--- Aim of the task ---
Reproduce all of the data exactly.

--- Data provided ---
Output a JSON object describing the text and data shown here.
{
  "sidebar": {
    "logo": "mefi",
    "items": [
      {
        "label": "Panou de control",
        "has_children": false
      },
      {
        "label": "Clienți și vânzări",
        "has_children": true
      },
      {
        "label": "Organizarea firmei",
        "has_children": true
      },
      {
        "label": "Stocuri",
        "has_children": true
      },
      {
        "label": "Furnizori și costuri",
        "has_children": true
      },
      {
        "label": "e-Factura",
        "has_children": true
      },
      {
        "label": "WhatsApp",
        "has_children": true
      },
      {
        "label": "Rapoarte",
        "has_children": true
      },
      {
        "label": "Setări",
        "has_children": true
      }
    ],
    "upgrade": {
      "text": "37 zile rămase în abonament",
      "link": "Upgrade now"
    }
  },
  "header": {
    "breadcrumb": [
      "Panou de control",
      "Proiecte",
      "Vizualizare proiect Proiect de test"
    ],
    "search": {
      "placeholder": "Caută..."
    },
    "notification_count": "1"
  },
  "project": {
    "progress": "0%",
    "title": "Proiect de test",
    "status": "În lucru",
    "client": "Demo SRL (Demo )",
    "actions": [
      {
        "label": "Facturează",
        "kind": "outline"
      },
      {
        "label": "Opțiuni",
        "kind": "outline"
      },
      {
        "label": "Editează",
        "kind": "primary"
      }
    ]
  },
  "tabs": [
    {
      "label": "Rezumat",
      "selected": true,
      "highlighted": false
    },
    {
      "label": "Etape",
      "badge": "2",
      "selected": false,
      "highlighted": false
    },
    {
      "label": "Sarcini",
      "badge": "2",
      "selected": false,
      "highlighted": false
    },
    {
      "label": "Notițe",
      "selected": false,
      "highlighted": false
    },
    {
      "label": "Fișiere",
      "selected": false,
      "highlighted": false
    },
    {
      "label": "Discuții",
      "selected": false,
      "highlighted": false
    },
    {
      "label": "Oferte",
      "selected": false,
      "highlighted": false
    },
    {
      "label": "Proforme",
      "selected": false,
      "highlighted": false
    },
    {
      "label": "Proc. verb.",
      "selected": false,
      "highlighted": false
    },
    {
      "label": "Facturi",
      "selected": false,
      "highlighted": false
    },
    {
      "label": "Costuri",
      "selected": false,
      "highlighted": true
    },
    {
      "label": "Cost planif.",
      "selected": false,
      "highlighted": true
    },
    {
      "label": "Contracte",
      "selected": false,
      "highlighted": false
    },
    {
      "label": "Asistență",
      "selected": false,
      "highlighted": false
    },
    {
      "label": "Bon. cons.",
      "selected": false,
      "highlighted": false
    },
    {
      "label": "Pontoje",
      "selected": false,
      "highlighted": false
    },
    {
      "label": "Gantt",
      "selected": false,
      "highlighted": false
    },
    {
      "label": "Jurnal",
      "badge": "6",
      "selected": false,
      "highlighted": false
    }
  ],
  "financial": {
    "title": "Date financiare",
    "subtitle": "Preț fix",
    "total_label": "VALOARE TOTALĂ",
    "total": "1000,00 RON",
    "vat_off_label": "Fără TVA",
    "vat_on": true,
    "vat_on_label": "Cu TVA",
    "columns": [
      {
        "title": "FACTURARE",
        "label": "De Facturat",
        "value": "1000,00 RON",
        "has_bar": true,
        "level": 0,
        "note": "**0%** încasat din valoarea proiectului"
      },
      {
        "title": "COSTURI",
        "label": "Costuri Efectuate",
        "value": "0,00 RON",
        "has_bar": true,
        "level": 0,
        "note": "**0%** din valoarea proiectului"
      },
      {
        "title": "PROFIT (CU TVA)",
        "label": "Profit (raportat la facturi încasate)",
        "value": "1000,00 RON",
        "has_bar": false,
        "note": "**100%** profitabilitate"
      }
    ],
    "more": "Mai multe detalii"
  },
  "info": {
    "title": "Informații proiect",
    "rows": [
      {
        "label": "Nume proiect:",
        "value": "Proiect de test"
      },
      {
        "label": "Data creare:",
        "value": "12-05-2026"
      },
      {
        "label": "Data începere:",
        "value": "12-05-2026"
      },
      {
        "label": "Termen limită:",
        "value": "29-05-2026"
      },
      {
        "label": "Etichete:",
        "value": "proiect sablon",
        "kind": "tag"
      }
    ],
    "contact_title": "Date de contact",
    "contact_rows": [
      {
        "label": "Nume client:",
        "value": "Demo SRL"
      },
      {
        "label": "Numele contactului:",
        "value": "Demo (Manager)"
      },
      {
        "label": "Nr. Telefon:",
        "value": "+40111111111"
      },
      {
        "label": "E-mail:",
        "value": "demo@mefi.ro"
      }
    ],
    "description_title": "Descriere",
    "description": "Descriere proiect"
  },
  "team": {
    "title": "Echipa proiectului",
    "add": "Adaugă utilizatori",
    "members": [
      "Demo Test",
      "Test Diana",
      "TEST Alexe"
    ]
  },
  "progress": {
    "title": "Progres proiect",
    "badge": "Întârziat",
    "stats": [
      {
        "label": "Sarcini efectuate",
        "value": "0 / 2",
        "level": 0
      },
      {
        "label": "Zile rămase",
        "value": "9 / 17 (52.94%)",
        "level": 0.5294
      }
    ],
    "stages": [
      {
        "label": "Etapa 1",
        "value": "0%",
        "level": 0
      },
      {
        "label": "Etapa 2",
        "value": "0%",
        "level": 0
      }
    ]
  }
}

--- Response ---
Output a JSON object describing the text and data shown here.
{
  "sidebar": {
    "logo": "mefi",
    "items": [
      {
        "label": "Panou de control",
        "has_children": false
      },
      {
        "label": "Clienți și vânzări",
        "has_children": true
      },
      {
        "label": "Organizarea firmei",
        "has_children": true
      },
      {
        "label": "Stocuri",
        "has_children": true
      },
      {
        "label": "Furnizori și costuri",
        "has_children": true
      },
      {
        "label": "e-Factura",
        "has_children": true
      },
      {
        "label": "WhatsApp",
        "has_children": true
      },
      {
        "label": "Rapoarte",
        "has_children": true
      },
      {
        "label": "Setări",
        "has_children": true
      }
    ],
    "upgrade": {
      "text": "37 zile rămase în abonament",
      "link": "Upgrade now"
    }
  },
  "header": {
    "breadcrumb": [
      "Panou de control",
      "Proiecte",
      "Vizualizare proiect Proiect de test"
    ],
    "search": {
      "placeholder": "Caută..."
    },
    "notification_count": "1"
  },
  "project": {
    "progress": "0%",
    "title": "Proiect de test",
    "status": "În lucru",
    "client": "Demo SRL (Demo )",
    "actions": [
      {
        "label": "Facturează",
        "kind": "outline"
      },
      {
        "label": "Opțiuni",
        "kind": "outline"
      },
      {
        "label": "Editează",
        "kind": "primary"
      }
    ]
  },
  "tabs": [
    {
      "label": "Rezumat",
      "selected": true,
      "highlighted": false
    },
    {
      "label": "Etape",
      "badge": "2",
      "selected": false,
      "highlighted": false
    },
    {
      "label": "Sarcini",
      "badge": "2",
      "selected": false,
      "highlighted": false
    },
    {
      "label": "Notițe",
      "selected": false,
      "highlighted": false
    },
    {
      "label": "Fișiere",
      "selected": false,
      "highlighted": false
    },
    {
      "label": "Discuții",
      "selected": false,
      "highlighted": false
    },
    {
      "label": "Oferte",
      "selected": false,
      "highlighted": false
    },
    {
      "label": "Proforme",
      "selected": false,
      "highlighted": false
    },
    {
      "label": "Proc. verb.",
      "selected": false,
      "highlighted": false
    },
    {
      "label": "Facturi",
      "selected": false,
      "highlighted": false
    },
    {
      "label": "Costuri",
      "selected": false,
      "highlighted": true
    },
    {
      "label": "Cost planif.",
      "selected": false,
      "highlighted": true
    },
    {
      "label": "Contracte",
      "selected": false,
      "highlighted": false
    },
    {
      "label": "Asistență",
      "selected": false,
      "highlighted": false
    },
    {
      "label": "Bon. cons.",
      "selected": false,
      "highlighted": false
    },
    {
      "label": "Pontoje",
      "selected": false,
      "highlighted": false
    },
    {
      "label": "Gantt",
      "selected": false,
      "highlighted": false
    },
    {
      "label": "Jurnal",
      "badge": "6",
      "selected": false,
      "highlighted": false
    }
  ],
  "financial": {
    "title": "Date financiare",
    "subtitle": "Preț fix",
    "total_label": "VALOARE TOTALĂ",
    "total": "1000,00 RON",
    "vat_off_label": "Fără TVA",
    "vat_on": true,
    "vat_on_label": "Cu TVA",
    "columns": [
      {
        "title": "FACTURARE",
        "label": "De Facturat",
        "value": "1000,00 RON",
        "has_bar": true,
        "level": 0,
        "note": "**0%** încasat din valoarea proiectului"
      },
      {
        "title": "COSTURI",
        "label": "Costuri Efectuate",
        "value": "0,00 RON",
        "has_bar": true,
        "level": 0,
        "note": "**0%** din valoarea proiectului"
      },
      {
        "title": "PROFIT (CU TVA)",
        "label": "Profit (raportat la facturi încasate)",
        "value": "1000,00 RON",
        "has_bar": false,
        "note": "**100%** profitabilitate"
      }
    ],
    "more": "Mai multe detalii"
  },
  "info": {
    "title": "Informații proiect",
    "rows": [
      {
        "label": "Nume proiect:",
        "value": "Proiect de test"
      },
      {
        "label": "Data creare:",
        "value": "12-05-2026"
      },
      {
        "label": "Data începere:",
        "value": "12-05-2026"
      },
      {
        "label": "Termen limită:",
        "value": "29-05-2026"
      },
      {
        "label": "Etichete:",
        "value": "proiect sablon",
        "kind": "tag"
      }
    ],
    "contact_title": "Date de contact",
    "contact_rows": [
      {
        "label": "Nume client:",
        "value": "Demo SRL"
      },
      {
        "label": "Numele contactului:",
        "value": "Demo (Manager)"
      },
      {
        "label": "Nr. Telefon:",
        "value": "+40111111111"
      },
      {
        "label": "E-mail:",
        "value": "demo@mefi.ro"
      }
    ],
    "description_title": "Descriere",
    "description": "Descriere proiect"
  },
  "team": {
    "title": "Echipa proiectului",
    "add": "Adaugă utilizatori",
    "members": [
      "Demo Test",
      "Test Diana",
      "TEST Alexe"
    ]
  },
  "progress": {
    "title": "Progres proiect",
    "badge": "Întârziat",
    "stats": [
      {
        "label": "Sarcini efectuate",
        "value": "0 / 2",
        "level": 0
      },
      {
        "label": "Zile rămase",
        "value": "9 / 17 (52.94%)",
        "level": 0.5294
      }
    ],
    "stages": [
      {
        "label": "Etapa 1",
        "value": "0%",
        "level": 0
      },
      {
        "label": "Etapa 2",
        "value": "0%",
        "level": 0
      }
    ]
  }
}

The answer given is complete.